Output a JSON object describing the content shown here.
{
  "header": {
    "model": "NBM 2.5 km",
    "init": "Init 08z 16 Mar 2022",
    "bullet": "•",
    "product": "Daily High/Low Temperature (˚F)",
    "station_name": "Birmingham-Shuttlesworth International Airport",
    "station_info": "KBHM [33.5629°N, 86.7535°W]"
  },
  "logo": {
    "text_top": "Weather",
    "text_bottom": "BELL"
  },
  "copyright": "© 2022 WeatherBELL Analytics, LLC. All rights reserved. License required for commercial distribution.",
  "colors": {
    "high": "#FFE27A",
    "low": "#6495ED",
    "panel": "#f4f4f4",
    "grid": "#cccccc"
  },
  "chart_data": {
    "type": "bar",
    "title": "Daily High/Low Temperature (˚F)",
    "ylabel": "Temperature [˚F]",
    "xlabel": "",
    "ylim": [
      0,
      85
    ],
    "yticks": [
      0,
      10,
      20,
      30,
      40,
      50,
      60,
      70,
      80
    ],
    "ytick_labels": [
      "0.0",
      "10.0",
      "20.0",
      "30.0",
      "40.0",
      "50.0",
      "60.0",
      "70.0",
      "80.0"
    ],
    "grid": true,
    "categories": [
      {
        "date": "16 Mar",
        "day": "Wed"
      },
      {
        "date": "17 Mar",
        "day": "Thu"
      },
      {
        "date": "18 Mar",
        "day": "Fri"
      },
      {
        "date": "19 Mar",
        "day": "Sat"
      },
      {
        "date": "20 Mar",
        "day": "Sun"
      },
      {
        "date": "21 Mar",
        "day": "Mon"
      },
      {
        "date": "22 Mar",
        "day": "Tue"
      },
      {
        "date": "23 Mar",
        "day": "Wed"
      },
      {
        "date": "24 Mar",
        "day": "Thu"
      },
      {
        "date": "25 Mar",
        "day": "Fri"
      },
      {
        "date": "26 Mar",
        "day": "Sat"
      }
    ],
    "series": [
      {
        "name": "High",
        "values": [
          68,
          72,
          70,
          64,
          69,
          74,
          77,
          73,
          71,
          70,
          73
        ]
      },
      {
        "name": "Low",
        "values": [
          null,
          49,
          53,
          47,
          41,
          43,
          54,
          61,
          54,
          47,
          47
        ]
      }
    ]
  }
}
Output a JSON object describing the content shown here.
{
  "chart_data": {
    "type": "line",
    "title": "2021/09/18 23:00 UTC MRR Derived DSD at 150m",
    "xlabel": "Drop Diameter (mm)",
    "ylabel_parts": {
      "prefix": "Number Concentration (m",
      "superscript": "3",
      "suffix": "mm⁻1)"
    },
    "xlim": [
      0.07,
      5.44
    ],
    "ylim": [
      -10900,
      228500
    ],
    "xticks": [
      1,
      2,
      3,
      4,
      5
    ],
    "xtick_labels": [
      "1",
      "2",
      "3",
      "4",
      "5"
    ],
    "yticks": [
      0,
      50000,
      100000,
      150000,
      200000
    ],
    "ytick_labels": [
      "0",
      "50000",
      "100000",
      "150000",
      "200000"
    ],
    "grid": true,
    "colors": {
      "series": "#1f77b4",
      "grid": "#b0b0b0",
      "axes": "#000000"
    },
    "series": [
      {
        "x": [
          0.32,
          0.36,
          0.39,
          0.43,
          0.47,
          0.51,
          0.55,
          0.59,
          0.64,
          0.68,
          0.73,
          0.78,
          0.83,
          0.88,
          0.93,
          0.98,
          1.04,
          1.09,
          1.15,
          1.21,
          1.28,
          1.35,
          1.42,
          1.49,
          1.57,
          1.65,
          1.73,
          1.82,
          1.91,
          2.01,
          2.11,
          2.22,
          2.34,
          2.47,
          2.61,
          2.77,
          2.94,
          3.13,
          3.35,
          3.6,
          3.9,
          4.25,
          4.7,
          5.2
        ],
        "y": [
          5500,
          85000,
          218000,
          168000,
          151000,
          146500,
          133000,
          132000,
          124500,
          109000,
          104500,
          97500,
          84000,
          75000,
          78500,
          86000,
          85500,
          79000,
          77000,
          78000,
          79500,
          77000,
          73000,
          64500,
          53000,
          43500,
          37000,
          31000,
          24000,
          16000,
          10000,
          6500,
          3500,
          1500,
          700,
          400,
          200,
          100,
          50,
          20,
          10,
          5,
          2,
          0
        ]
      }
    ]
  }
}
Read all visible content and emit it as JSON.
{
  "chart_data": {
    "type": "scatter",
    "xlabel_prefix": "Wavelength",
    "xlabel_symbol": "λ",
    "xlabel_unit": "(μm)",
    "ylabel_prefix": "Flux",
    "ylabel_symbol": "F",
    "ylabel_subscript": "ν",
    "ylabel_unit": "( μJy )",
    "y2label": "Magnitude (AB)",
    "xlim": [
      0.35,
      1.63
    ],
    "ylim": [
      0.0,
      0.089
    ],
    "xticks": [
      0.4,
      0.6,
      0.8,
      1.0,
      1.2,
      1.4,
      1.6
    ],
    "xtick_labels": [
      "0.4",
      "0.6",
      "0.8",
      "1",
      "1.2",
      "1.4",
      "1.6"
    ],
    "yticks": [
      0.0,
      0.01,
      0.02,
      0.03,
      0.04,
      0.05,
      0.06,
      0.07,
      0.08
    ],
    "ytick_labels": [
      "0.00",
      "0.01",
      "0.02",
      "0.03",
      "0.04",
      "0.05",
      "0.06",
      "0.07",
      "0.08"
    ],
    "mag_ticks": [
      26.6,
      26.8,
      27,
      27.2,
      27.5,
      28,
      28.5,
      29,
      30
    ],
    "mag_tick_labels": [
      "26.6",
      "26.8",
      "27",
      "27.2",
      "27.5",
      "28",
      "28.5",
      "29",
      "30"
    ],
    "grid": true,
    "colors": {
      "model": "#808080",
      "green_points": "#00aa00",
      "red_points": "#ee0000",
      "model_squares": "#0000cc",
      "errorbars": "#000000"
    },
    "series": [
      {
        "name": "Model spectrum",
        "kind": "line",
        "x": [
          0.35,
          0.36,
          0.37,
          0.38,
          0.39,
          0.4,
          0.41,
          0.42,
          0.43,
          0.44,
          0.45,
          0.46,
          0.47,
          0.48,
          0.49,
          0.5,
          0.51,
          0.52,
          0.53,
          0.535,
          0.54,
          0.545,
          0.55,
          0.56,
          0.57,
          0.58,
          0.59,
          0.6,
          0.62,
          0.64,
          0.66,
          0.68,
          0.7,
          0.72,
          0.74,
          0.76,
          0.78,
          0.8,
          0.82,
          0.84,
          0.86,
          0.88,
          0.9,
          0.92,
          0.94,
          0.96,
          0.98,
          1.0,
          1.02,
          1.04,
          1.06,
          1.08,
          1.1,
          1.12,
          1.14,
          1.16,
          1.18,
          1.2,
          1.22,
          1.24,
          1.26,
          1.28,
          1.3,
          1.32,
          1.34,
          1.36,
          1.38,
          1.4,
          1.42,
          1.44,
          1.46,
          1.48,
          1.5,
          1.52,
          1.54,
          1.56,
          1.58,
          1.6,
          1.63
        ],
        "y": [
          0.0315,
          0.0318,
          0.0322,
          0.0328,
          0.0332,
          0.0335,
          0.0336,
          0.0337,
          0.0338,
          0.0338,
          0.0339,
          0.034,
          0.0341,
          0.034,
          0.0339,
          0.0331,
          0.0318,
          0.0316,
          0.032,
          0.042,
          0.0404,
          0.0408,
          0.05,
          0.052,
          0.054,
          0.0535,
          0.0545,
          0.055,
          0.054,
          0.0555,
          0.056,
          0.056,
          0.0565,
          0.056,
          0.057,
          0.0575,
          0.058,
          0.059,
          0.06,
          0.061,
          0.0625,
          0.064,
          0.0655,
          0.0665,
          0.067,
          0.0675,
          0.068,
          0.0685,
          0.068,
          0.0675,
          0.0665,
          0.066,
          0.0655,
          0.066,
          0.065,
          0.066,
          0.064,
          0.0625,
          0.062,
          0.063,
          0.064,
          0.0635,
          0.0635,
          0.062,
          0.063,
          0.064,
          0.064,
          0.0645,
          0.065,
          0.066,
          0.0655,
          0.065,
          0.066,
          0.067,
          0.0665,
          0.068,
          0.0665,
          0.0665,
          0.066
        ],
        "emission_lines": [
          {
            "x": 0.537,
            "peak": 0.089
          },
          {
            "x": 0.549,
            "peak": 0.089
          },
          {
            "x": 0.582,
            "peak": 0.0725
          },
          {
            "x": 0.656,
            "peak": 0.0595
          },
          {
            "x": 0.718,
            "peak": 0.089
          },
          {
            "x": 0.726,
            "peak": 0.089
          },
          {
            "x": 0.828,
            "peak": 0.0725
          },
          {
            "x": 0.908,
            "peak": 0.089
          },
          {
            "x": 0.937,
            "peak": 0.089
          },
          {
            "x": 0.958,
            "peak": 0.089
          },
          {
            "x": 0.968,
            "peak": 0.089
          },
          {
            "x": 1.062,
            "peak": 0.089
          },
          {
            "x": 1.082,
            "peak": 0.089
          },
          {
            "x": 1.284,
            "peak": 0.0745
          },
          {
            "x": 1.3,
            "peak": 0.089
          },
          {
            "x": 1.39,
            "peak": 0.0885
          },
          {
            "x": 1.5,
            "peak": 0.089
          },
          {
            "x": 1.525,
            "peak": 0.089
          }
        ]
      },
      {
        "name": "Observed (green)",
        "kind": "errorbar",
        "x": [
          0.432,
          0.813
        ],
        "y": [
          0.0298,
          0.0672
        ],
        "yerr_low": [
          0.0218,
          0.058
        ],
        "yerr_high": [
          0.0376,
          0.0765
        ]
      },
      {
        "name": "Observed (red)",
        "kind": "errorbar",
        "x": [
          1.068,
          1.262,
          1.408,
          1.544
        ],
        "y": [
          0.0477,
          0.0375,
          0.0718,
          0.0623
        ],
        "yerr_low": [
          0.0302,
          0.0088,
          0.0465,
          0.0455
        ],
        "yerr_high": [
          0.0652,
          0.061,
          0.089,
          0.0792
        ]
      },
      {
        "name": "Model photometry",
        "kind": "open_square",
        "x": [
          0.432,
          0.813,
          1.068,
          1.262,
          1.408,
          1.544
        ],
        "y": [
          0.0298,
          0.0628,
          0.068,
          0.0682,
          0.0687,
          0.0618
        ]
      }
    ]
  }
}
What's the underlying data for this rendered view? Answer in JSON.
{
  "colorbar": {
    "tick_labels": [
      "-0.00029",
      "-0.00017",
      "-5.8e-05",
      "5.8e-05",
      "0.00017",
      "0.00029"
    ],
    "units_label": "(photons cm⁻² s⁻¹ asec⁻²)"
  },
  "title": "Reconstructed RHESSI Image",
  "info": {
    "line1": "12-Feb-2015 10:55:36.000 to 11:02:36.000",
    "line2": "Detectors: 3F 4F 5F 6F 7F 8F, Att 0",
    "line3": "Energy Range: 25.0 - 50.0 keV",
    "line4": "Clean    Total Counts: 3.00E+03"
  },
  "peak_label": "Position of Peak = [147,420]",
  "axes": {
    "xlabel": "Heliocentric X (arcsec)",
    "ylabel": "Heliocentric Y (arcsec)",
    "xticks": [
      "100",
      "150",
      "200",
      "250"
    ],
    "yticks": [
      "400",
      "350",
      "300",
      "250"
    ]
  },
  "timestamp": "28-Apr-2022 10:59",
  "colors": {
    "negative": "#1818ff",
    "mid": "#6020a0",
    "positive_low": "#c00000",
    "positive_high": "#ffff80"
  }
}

::::::

Repeat only what runs from the line holding "What's the underlying" to the end of the data, keeping every line exactly as written, first and last included.

What's the underlying data for this rendered view? Answer in JSON.
{
  "colorbar": {
    "tick_labels": [
      "-0.00029",
      "-0.00017",
      "-5.8e-05",
      "5.8e-05",
      "0.00017",
      "0.00029"
    ],
    "units_label": "(photons cm⁻² s⁻¹ asec⁻²)"
  },
  "title": "Reconstructed RHESSI Image",
  "info": {
    "line1": "12-Feb-2015 10:55:36.000 to 11:02:36.000",
    "line2": "Detectors: 3F 4F 5F 6F 7F 8F, Att 0",
    "line3": "Energy Range: 25.0 - 50.0 keV",
    "line4": "Clean    Total Counts: 3.00E+03"
  },
  "peak_label": "Position of Peak = [147,420]",
  "axes": {
    "xlabel": "Heliocentric X (arcsec)",
    "ylabel": "Heliocentric Y (arcsec)",
    "xticks": [
      "100",
      "150",
      "200",
      "250"
    ],
    "yticks": [
      "400",
      "350",
      "300",
      "250"
    ]
  },
  "timestamp": "28-Apr-2022 10:59",
  "colors": {
    "negative": "#1818ff",
    "mid": "#6020a0",
    "positive_low": "#c00000",
    "positive_high": "#ffff80"
  }
}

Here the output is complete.